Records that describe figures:
—————
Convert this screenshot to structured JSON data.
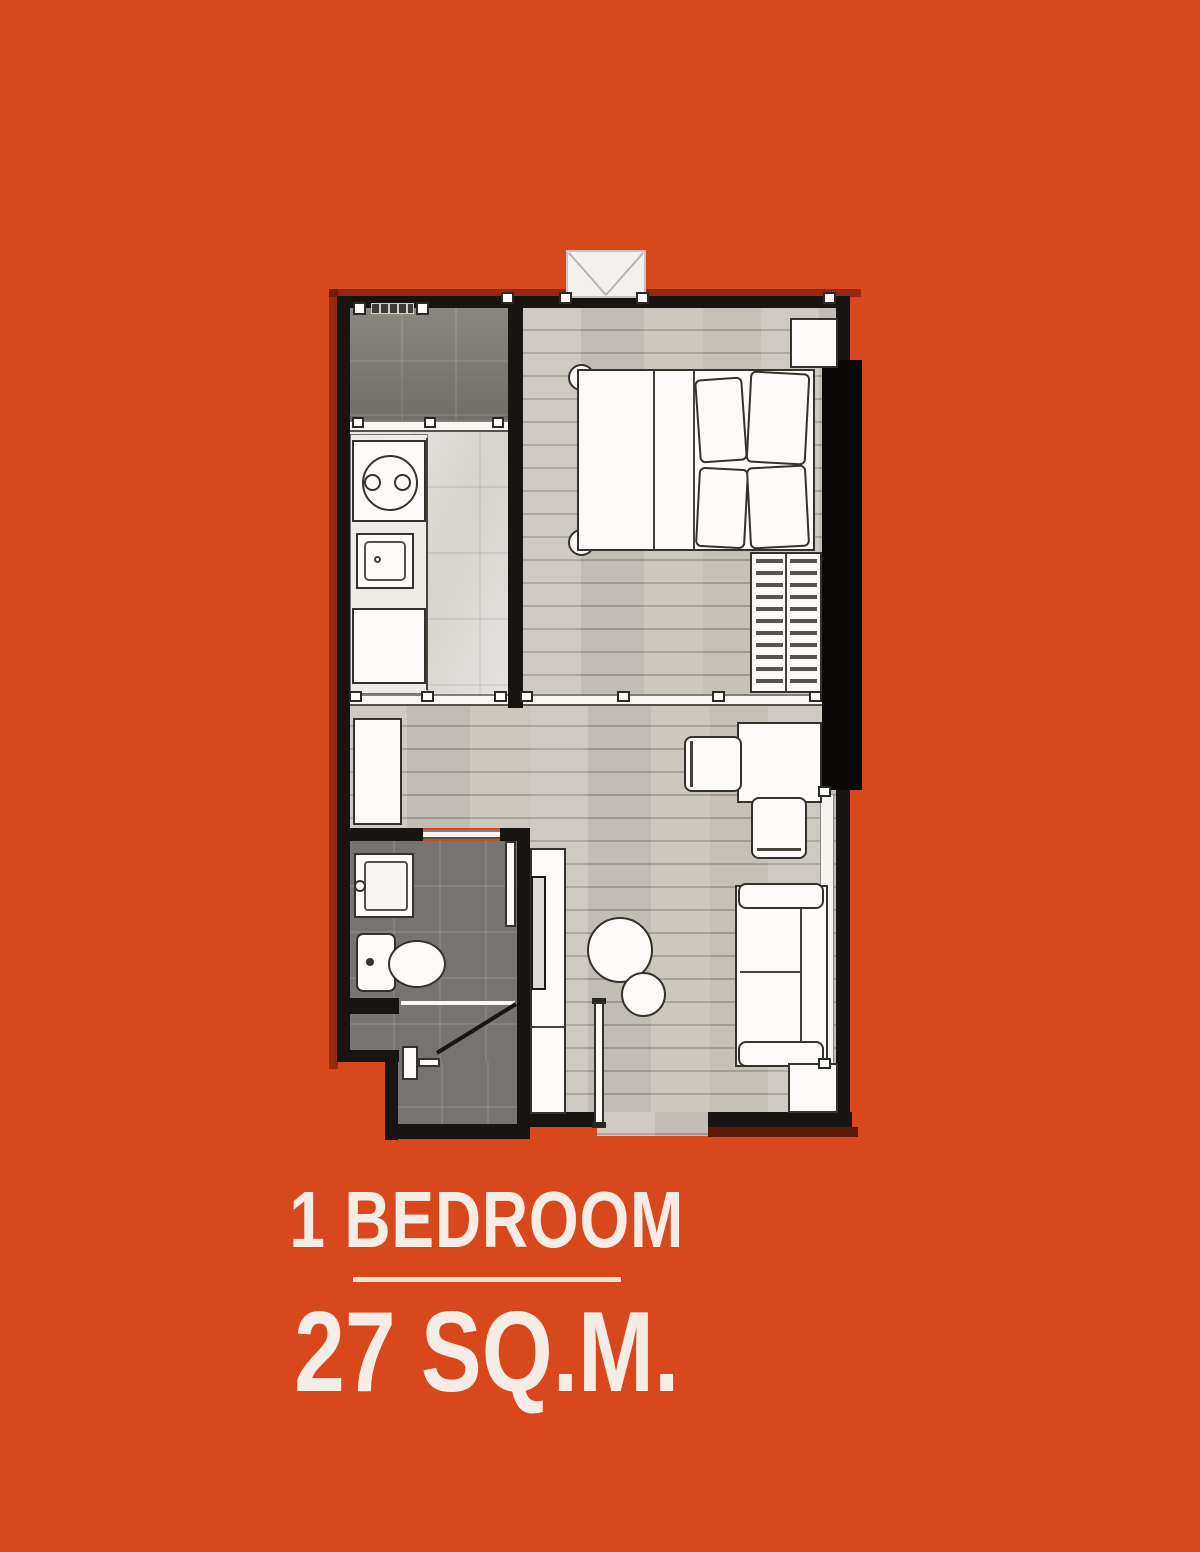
{
  "poster": {
    "unit_type": "1 BEDROOM",
    "unit_area": "27 SQ.M."
  },
  "colors": {
    "background": "#d9471d",
    "wall": "#171411",
    "wood_floor": "#c9c4bc",
    "kitchen_marble_floor": "#dad7d2",
    "bathroom_tile": "#767471",
    "utility_tile": "#838078",
    "furniture_fill": "#fcfbf9",
    "furniture_line": "#35322d",
    "text": "#f5ede5",
    "divider_line": "#f2e2d6"
  },
  "floorplan": {
    "features": [
      "utility-area",
      "kitchen-counter",
      "two-burner-stove",
      "kitchen-sink",
      "refrigerator-cabinet",
      "bedroom",
      "double-bed",
      "pillows",
      "wardrobe-with-hangers",
      "bedside-shelf",
      "air-conditioning-unit",
      "window",
      "desk",
      "desk-chair",
      "stool",
      "tv-console",
      "television",
      "sofa",
      "side-table",
      "round-coffee-tables",
      "bathroom",
      "wash-basin",
      "toilet",
      "shower-with-glass-door",
      "bathroom-door",
      "entrance-door"
    ]
  }
}
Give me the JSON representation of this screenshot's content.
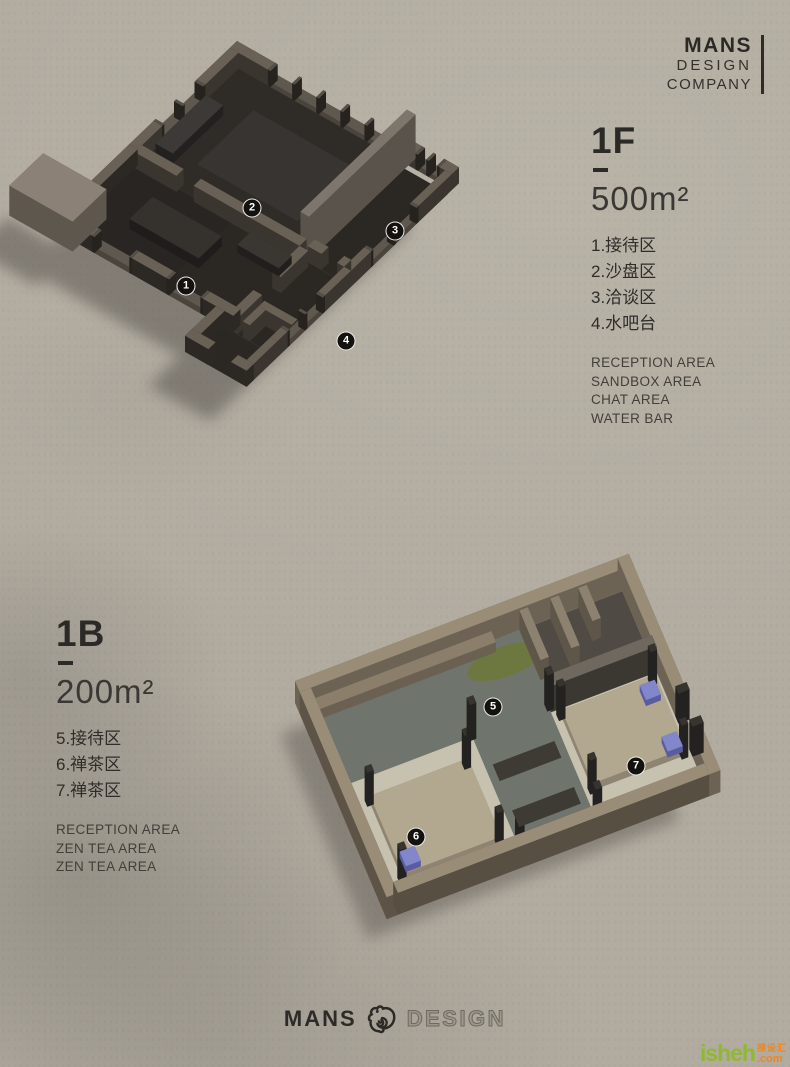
—————
-- SHORT PROBLEM --
Show every line above in which the word "with" occurs.

-- RESPONSE TO THE EXERCISE --
      "wardrobe-with-hangers",
      "shower-with-glass-door",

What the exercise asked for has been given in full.